### What you need to do
Work out the number of lines containing "image". Answer with nothing but that number.

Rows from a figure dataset
%%

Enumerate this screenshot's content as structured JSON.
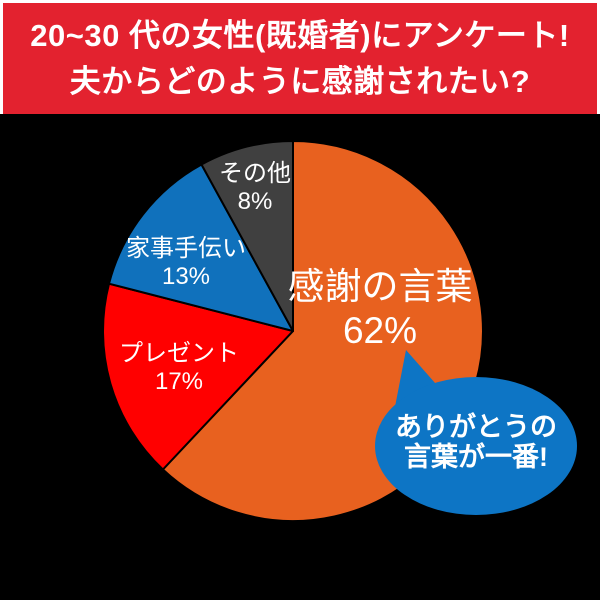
{
  "header": {
    "line1": "20~30 代の女性(既婚者)にアンケート!",
    "line2": "夫からどのように感謝されたい?",
    "bg_color": "#E3222F",
    "text_color": "#FFFFFF"
  },
  "chart_data": {
    "type": "pie",
    "title": "夫からどのように感謝されたい?(20~30代既婚女性アンケート)",
    "start_angle_deg": 0,
    "direction": "clockwise",
    "background": "#000000",
    "slice_border_color": "#000000",
    "slices": [
      {
        "label": "感謝の言葉",
        "value": 62,
        "pct_label": "62%",
        "color": "#E8611F"
      },
      {
        "label": "プレゼント",
        "value": 17,
        "pct_label": "17%",
        "color": "#FF0000"
      },
      {
        "label": "家事手伝い",
        "value": 13,
        "pct_label": "13%",
        "color": "#1071BC"
      },
      {
        "label": "その他",
        "value": 8,
        "pct_label": "8%",
        "color": "#404040"
      }
    ]
  },
  "callout": {
    "line1": "ありがとうの",
    "line2": "言葉が一番!",
    "bg_color": "#0D75C5",
    "text_color": "#FFFFFF"
  }
}
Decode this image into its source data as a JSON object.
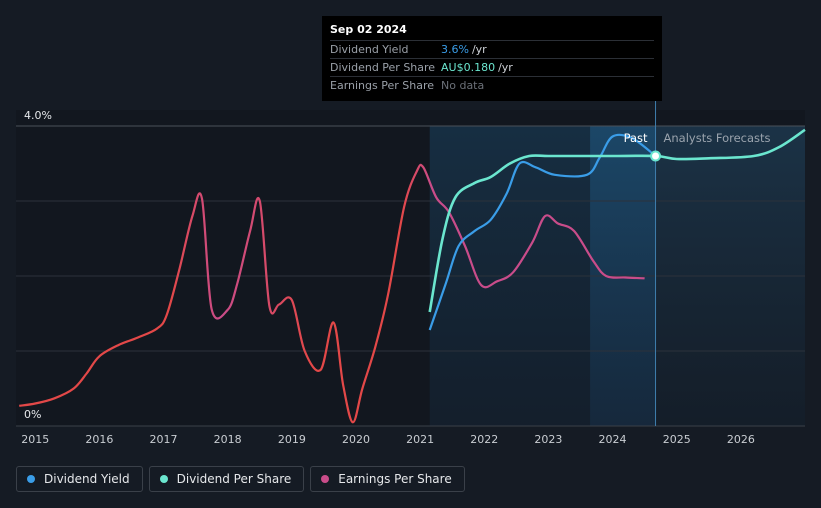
{
  "tooltip": {
    "date": "Sep 02 2024",
    "rows": [
      {
        "label": "Dividend Yield",
        "value": "3.6%",
        "unit": "/yr",
        "color": "#3a9de8"
      },
      {
        "label": "Dividend Per Share",
        "value": "AU$0.180",
        "unit": "/yr",
        "color": "#6be6cf"
      },
      {
        "label": "Earnings Per Share",
        "value": "No data",
        "unit": "",
        "color": "#6b7078"
      }
    ]
  },
  "legend": [
    {
      "label": "Dividend Yield",
      "color": "#3a9de8"
    },
    {
      "label": "Dividend Per Share",
      "color": "#6be6cf"
    },
    {
      "label": "Earnings Per Share",
      "color": "#c94c8a"
    }
  ],
  "chart_data": {
    "type": "line",
    "y_top_label": "4.0%",
    "y_bottom_label": "0%",
    "ylim": [
      0,
      4.0
    ],
    "xlim": [
      2014.7,
      2027.0
    ],
    "x_ticks": [
      2015,
      2016,
      2017,
      2018,
      2019,
      2020,
      2021,
      2022,
      2023,
      2024,
      2025,
      2026
    ],
    "past_label": "Past",
    "forecast_label": "Analysts Forecasts",
    "divider_x": 2024.67,
    "past_shade_start": 2021.15,
    "highlight_start": 2023.65,
    "series": [
      {
        "name": "Earnings Per Share",
        "color": "#c94c8a",
        "early_color": "#e34848",
        "points": [
          [
            2014.75,
            0.27
          ],
          [
            2015.0,
            0.3
          ],
          [
            2015.3,
            0.37
          ],
          [
            2015.6,
            0.5
          ],
          [
            2015.8,
            0.7
          ],
          [
            2016.0,
            0.93
          ],
          [
            2016.3,
            1.08
          ],
          [
            2016.6,
            1.18
          ],
          [
            2016.9,
            1.3
          ],
          [
            2017.05,
            1.48
          ],
          [
            2017.25,
            2.1
          ],
          [
            2017.45,
            2.8
          ],
          [
            2017.6,
            3.03
          ],
          [
            2017.75,
            1.56
          ],
          [
            2018.0,
            1.55
          ],
          [
            2018.15,
            1.9
          ],
          [
            2018.35,
            2.6
          ],
          [
            2018.5,
            3.0
          ],
          [
            2018.65,
            1.6
          ],
          [
            2018.8,
            1.62
          ],
          [
            2019.0,
            1.68
          ],
          [
            2019.2,
            1.0
          ],
          [
            2019.45,
            0.75
          ],
          [
            2019.65,
            1.38
          ],
          [
            2019.8,
            0.55
          ],
          [
            2019.95,
            0.05
          ],
          [
            2020.1,
            0.5
          ],
          [
            2020.3,
            1.05
          ],
          [
            2020.5,
            1.75
          ],
          [
            2020.75,
            2.92
          ],
          [
            2020.95,
            3.4
          ],
          [
            2021.05,
            3.45
          ],
          [
            2021.25,
            3.05
          ],
          [
            2021.45,
            2.85
          ],
          [
            2021.7,
            2.4
          ],
          [
            2021.95,
            1.88
          ],
          [
            2022.2,
            1.93
          ],
          [
            2022.45,
            2.05
          ],
          [
            2022.75,
            2.45
          ],
          [
            2022.95,
            2.8
          ],
          [
            2023.15,
            2.7
          ],
          [
            2023.4,
            2.6
          ],
          [
            2023.7,
            2.2
          ],
          [
            2023.9,
            2.0
          ],
          [
            2024.2,
            1.98
          ],
          [
            2024.5,
            1.97
          ]
        ]
      },
      {
        "name": "Dividend Yield",
        "color": "#3a9de8",
        "points": [
          [
            2021.15,
            1.28
          ],
          [
            2021.4,
            1.9
          ],
          [
            2021.6,
            2.4
          ],
          [
            2021.85,
            2.6
          ],
          [
            2022.1,
            2.75
          ],
          [
            2022.35,
            3.1
          ],
          [
            2022.55,
            3.5
          ],
          [
            2022.8,
            3.45
          ],
          [
            2023.1,
            3.35
          ],
          [
            2023.6,
            3.35
          ],
          [
            2023.8,
            3.58
          ],
          [
            2024.0,
            3.86
          ],
          [
            2024.3,
            3.84
          ],
          [
            2024.67,
            3.6
          ]
        ]
      },
      {
        "name": "Dividend Per Share",
        "color": "#6be6cf",
        "points": [
          [
            2021.15,
            1.52
          ],
          [
            2021.35,
            2.5
          ],
          [
            2021.55,
            3.05
          ],
          [
            2021.85,
            3.24
          ],
          [
            2022.1,
            3.32
          ],
          [
            2022.4,
            3.5
          ],
          [
            2022.7,
            3.6
          ],
          [
            2023.0,
            3.6
          ],
          [
            2023.5,
            3.6
          ],
          [
            2024.0,
            3.6
          ],
          [
            2024.67,
            3.6
          ],
          [
            2025.0,
            3.56
          ],
          [
            2025.5,
            3.57
          ],
          [
            2026.2,
            3.6
          ],
          [
            2026.6,
            3.72
          ],
          [
            2027.0,
            3.95
          ]
        ]
      }
    ]
  }
}
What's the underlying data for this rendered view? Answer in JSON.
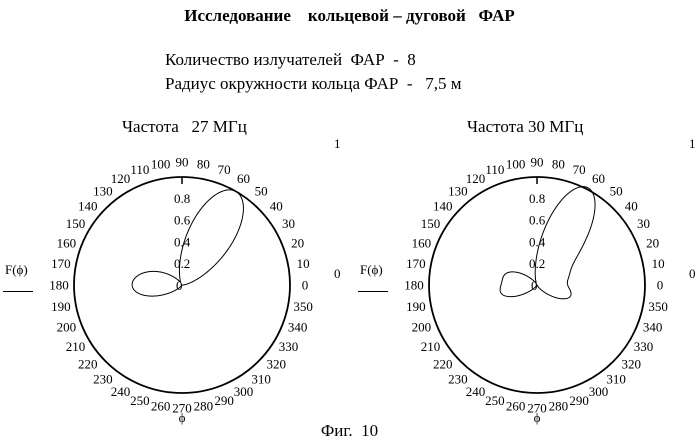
{
  "title": "Исследование    кольцевой – дуговой   ФАР",
  "info": {
    "emitters": "Количество излучателей  ФАР  -  8",
    "radius": "Радиус окружности кольца ФАР  -   7,5 м"
  },
  "figure_caption": "Фиг.  10",
  "chart_data": [
    {
      "type": "polar",
      "title": "Частота   27 МГц",
      "ylabel": "F(ϕ)",
      "xlabel": "ϕ",
      "r_max_label": "1",
      "r_min_label": "0",
      "radial_ticks": [
        "0.2",
        "0.4",
        "0.6",
        "0.8"
      ],
      "angle_ticks": [
        "0",
        "10",
        "20",
        "30",
        "40",
        "50",
        "60",
        "70",
        "80",
        "90",
        "100",
        "110",
        "120",
        "130",
        "140",
        "150",
        "160",
        "170",
        "180",
        "190",
        "200",
        "210",
        "220",
        "230",
        "240",
        "250",
        "260",
        "270",
        "280",
        "290",
        "300",
        "310",
        "320",
        "330",
        "340",
        "350"
      ],
      "rlim": [
        0,
        1
      ],
      "lobes": [
        {
          "direction_deg": 60,
          "amplitude": 1.0,
          "width_deg": 20
        },
        {
          "direction_deg": 165,
          "amplitude": 0.3,
          "width_deg": 20
        },
        {
          "direction_deg": 190,
          "amplitude": 0.28,
          "width_deg": 17
        }
      ]
    },
    {
      "type": "polar",
      "title": "Частота 30 МГц",
      "ylabel": "F(ϕ)",
      "xlabel": "ϕ",
      "r_max_label": "1",
      "r_min_label": "0",
      "radial_ticks": [
        "0.2",
        "0.4",
        "0.6",
        "0.8"
      ],
      "angle_ticks": [
        "0",
        "10",
        "20",
        "30",
        "40",
        "50",
        "60",
        "70",
        "80",
        "90",
        "100",
        "110",
        "120",
        "130",
        "140",
        "150",
        "160",
        "170",
        "180",
        "190",
        "200",
        "210",
        "220",
        "230",
        "240",
        "250",
        "260",
        "270",
        "280",
        "290",
        "300",
        "310",
        "320",
        "330",
        "340",
        "350"
      ],
      "rlim": [
        0,
        1
      ],
      "lobes": [
        {
          "direction_deg": 63,
          "amplitude": 1.0,
          "width_deg": 17
        },
        {
          "direction_deg": 160,
          "amplitude": 0.28,
          "width_deg": 17
        },
        {
          "direction_deg": 20,
          "amplitude": 0.27,
          "width_deg": 18
        },
        {
          "direction_deg": 195,
          "amplitude": 0.3,
          "width_deg": 16
        },
        {
          "direction_deg": 340,
          "amplitude": 0.3,
          "width_deg": 16
        }
      ]
    }
  ]
}
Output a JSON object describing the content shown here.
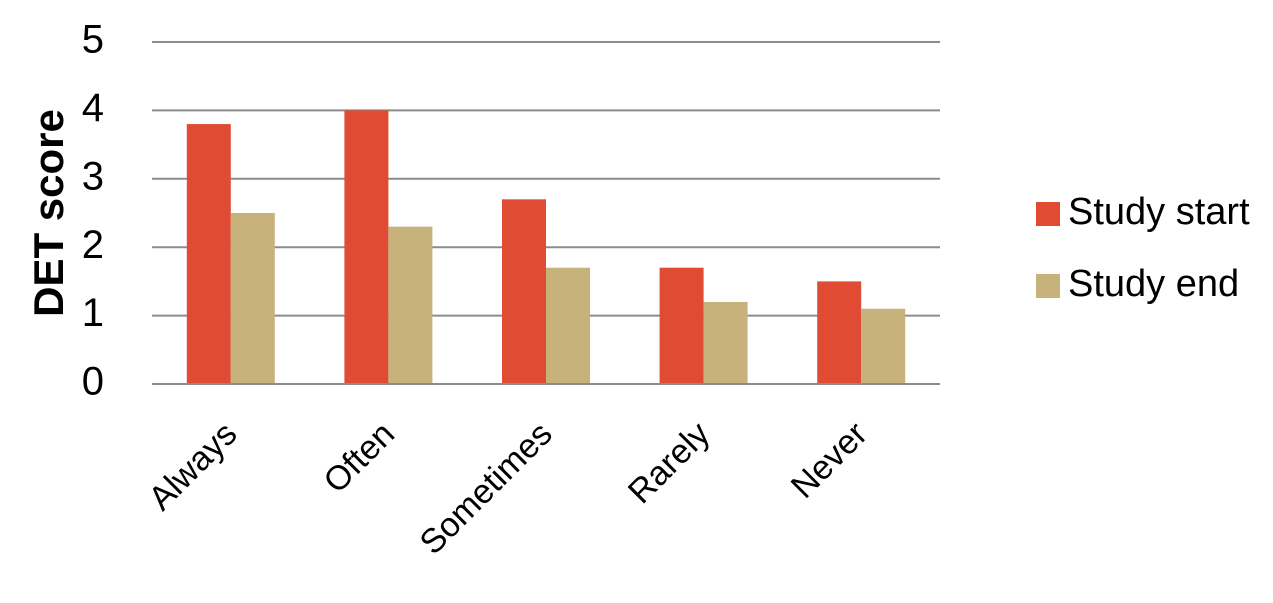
{
  "chart_data": {
    "type": "bar",
    "categories": [
      "Always",
      "Often",
      "Sometimes",
      "Rarely",
      "Never"
    ],
    "series": [
      {
        "name": "Study start",
        "color": "#e04b33",
        "values": [
          3.8,
          4.0,
          2.7,
          1.7,
          1.5
        ]
      },
      {
        "name": "Study end",
        "color": "#c8b27c",
        "values": [
          2.5,
          2.3,
          1.7,
          1.2,
          1.1
        ]
      }
    ],
    "title": "",
    "xlabel": "",
    "ylabel": "DET score",
    "ylim": [
      0,
      5
    ],
    "yticks": [
      "0",
      "1",
      "2",
      "3",
      "4",
      "5"
    ],
    "grid": true,
    "legend_position": "right"
  }
}
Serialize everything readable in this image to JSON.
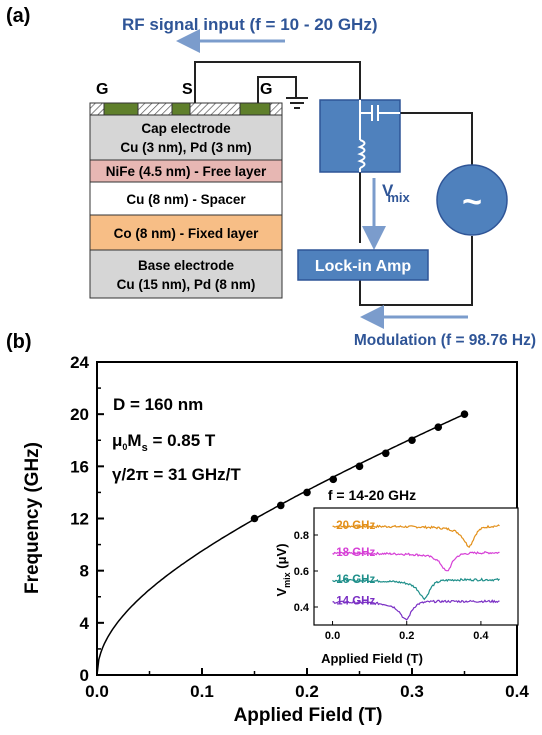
{
  "panel_a": {
    "label": "(a)",
    "rf_input": "RF signal input (f = 10 - 20 GHz)",
    "contacts": [
      "G",
      "S",
      "G"
    ],
    "layers": [
      {
        "lines": [
          "Cap electrode",
          "Cu (3 nm), Pd (3 nm)"
        ],
        "color": "#d6d6d6"
      },
      {
        "lines": [
          "NiFe (4.5 nm) - Free layer"
        ],
        "color": "#e7b7b3"
      },
      {
        "lines": [
          "Cu (8 nm) - Spacer"
        ],
        "color": "#ffffff"
      },
      {
        "lines": [
          "Co (8 nm) - Fixed layer"
        ],
        "color": "#f7be86"
      },
      {
        "lines": [
          "Base electrode",
          "Cu (15 nm), Pd (8 nm)"
        ],
        "color": "#d6d6d6"
      }
    ],
    "vmix_v": "V",
    "vmix_sub": "mix",
    "lockin": "Lock-in Amp",
    "ac_symbol": "~",
    "modulation": "Modulation (f = 98.76 Hz)",
    "colors": {
      "blue_box": "#4f81bd",
      "arrow": "#7b9ccc",
      "text_blue": "#2f5597",
      "contact": "#5f7f2b"
    }
  },
  "panel_b": {
    "label": "(b)",
    "annotations": {
      "d": "D = 160 nm",
      "mu": "μ",
      "mu_sub": "0",
      "ms": "M",
      "ms_sub": "s",
      "ms_val": " = 0.85 T",
      "gamma": "γ/2π = 31 GHz/T"
    },
    "inset_title": "f = 14-20 GHz",
    "inset_ylabel_v": "V",
    "inset_ylabel_sub": "mix",
    "inset_ylabel_unit": " (μV)",
    "inset_xlabel": "Applied Field (T)",
    "inset_xticks": [
      "0.0",
      "0.2",
      "0.4"
    ],
    "inset_yticks": [
      "0.4",
      "0.6",
      "0.8"
    ]
  },
  "chart_data": [
    {
      "type": "scatter",
      "xlabel": "Applied Field (T)",
      "ylabel": "Frequency (GHz)",
      "xlim": [
        0.0,
        0.4
      ],
      "ylim": [
        0,
        24
      ],
      "xticks": [
        "0.0",
        "0.1",
        "0.2",
        "0.3",
        "0.4"
      ],
      "yticks": [
        "0",
        "4",
        "8",
        "12",
        "16",
        "20",
        "24"
      ],
      "points": {
        "x": [
          0.15,
          0.175,
          0.2,
          0.225,
          0.25,
          0.275,
          0.3,
          0.325,
          0.35
        ],
        "y": [
          12,
          13,
          14,
          15,
          16,
          17,
          18,
          19,
          20
        ]
      },
      "fit_curve": "Kittel fit, γ/2π = 31 GHz/T, μ0Ms = 0.85 T"
    },
    {
      "type": "line",
      "title": "f = 14-20 GHz",
      "xlabel": "Applied Field (T)",
      "ylabel": "Vmix (μV)",
      "xlim": [
        -0.05,
        0.5
      ],
      "ylim": [
        0.3,
        0.95
      ],
      "series": [
        {
          "name": "20 GHz",
          "color": "#e3901a",
          "baseline": 0.85,
          "dip_field": 0.37,
          "dip_value": 0.74
        },
        {
          "name": "18 GHz",
          "color": "#d63fd6",
          "baseline": 0.7,
          "dip_field": 0.31,
          "dip_value": 0.6
        },
        {
          "name": "16 GHz",
          "color": "#1f8f8a",
          "baseline": 0.55,
          "dip_field": 0.25,
          "dip_value": 0.45
        },
        {
          "name": "14 GHz",
          "color": "#7a2fc4",
          "baseline": 0.43,
          "dip_field": 0.2,
          "dip_value": 0.33
        }
      ]
    }
  ]
}
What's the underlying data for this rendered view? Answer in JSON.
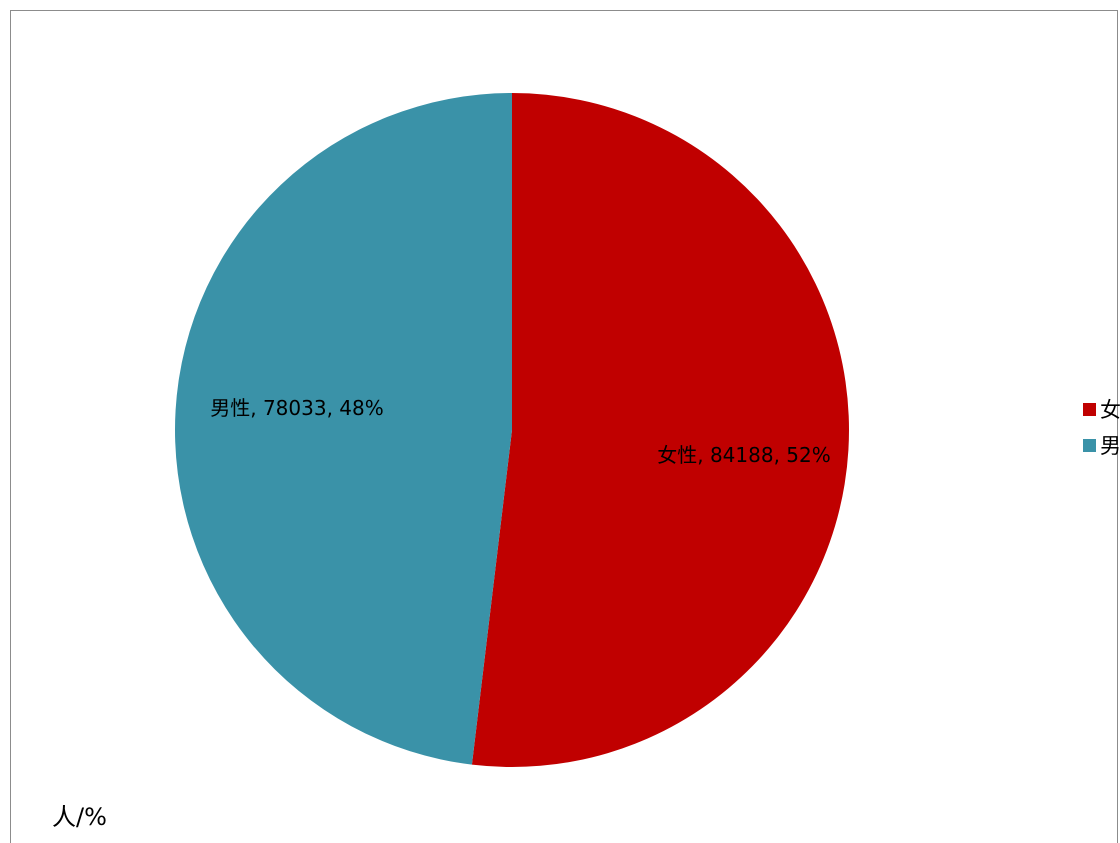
{
  "chart_data": {
    "type": "pie",
    "categories": [
      "女性",
      "男性"
    ],
    "values": [
      84188,
      78033
    ],
    "percents": [
      "52%",
      "48%"
    ],
    "data_labels": [
      "女性, 84188, 52%",
      "男性, 78033, 48%"
    ],
    "colors": [
      "#C00000",
      "#3A92A8"
    ],
    "start_angle_deg": 0,
    "direction": "clockwise",
    "legend_position": "right",
    "unit_label": "人/%"
  }
}
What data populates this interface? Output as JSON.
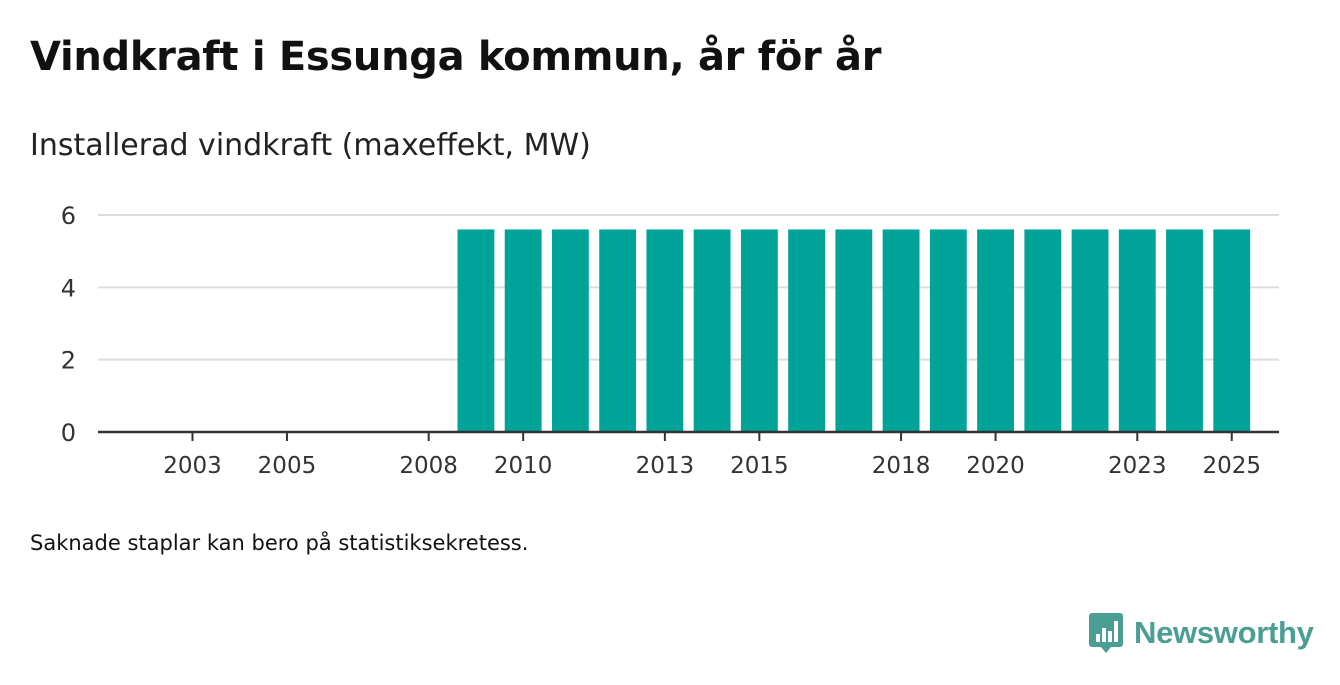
{
  "header": {
    "title": "Vindkraft i Essunga kommun, år för år",
    "subtitle": "Installerad vindkraft (maxeffekt, MW)"
  },
  "chart_data": {
    "type": "bar",
    "title": "Vindkraft i Essunga kommun, år för år",
    "subtitle": "Installerad vindkraft (maxeffekt, MW)",
    "xlabel": "",
    "ylabel": "Installerad vindkraft (maxeffekt, MW)",
    "categories": [
      2002,
      2003,
      2004,
      2005,
      2006,
      2007,
      2008,
      2009,
      2010,
      2011,
      2012,
      2013,
      2014,
      2015,
      2016,
      2017,
      2018,
      2019,
      2020,
      2021,
      2022,
      2023,
      2024,
      2025
    ],
    "values": [
      0,
      0,
      0,
      0,
      0,
      0,
      0,
      5.6,
      5.6,
      5.6,
      5.6,
      5.6,
      5.6,
      5.6,
      5.6,
      5.6,
      5.6,
      5.6,
      5.6,
      5.6,
      5.6,
      5.6,
      5.6,
      5.6
    ],
    "x_tick_labels": [
      "2003",
      "2005",
      "2008",
      "2010",
      "2013",
      "2015",
      "2018",
      "2020",
      "2023",
      "2025"
    ],
    "y_ticks": [
      0,
      2,
      4,
      6
    ],
    "ylim": [
      0,
      6
    ],
    "grid": true,
    "bar_color": "#00a398",
    "grid_color": "#dddddd",
    "axis_color": "#333333"
  },
  "footer": {
    "note": "Saknade staplar kan bero på statistiksekretess.",
    "brand": "Newsworthy",
    "brand_color": "#4a9e94",
    "brand_icon": "newsworthy-chart-bubble-icon"
  }
}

%%

### Task result
2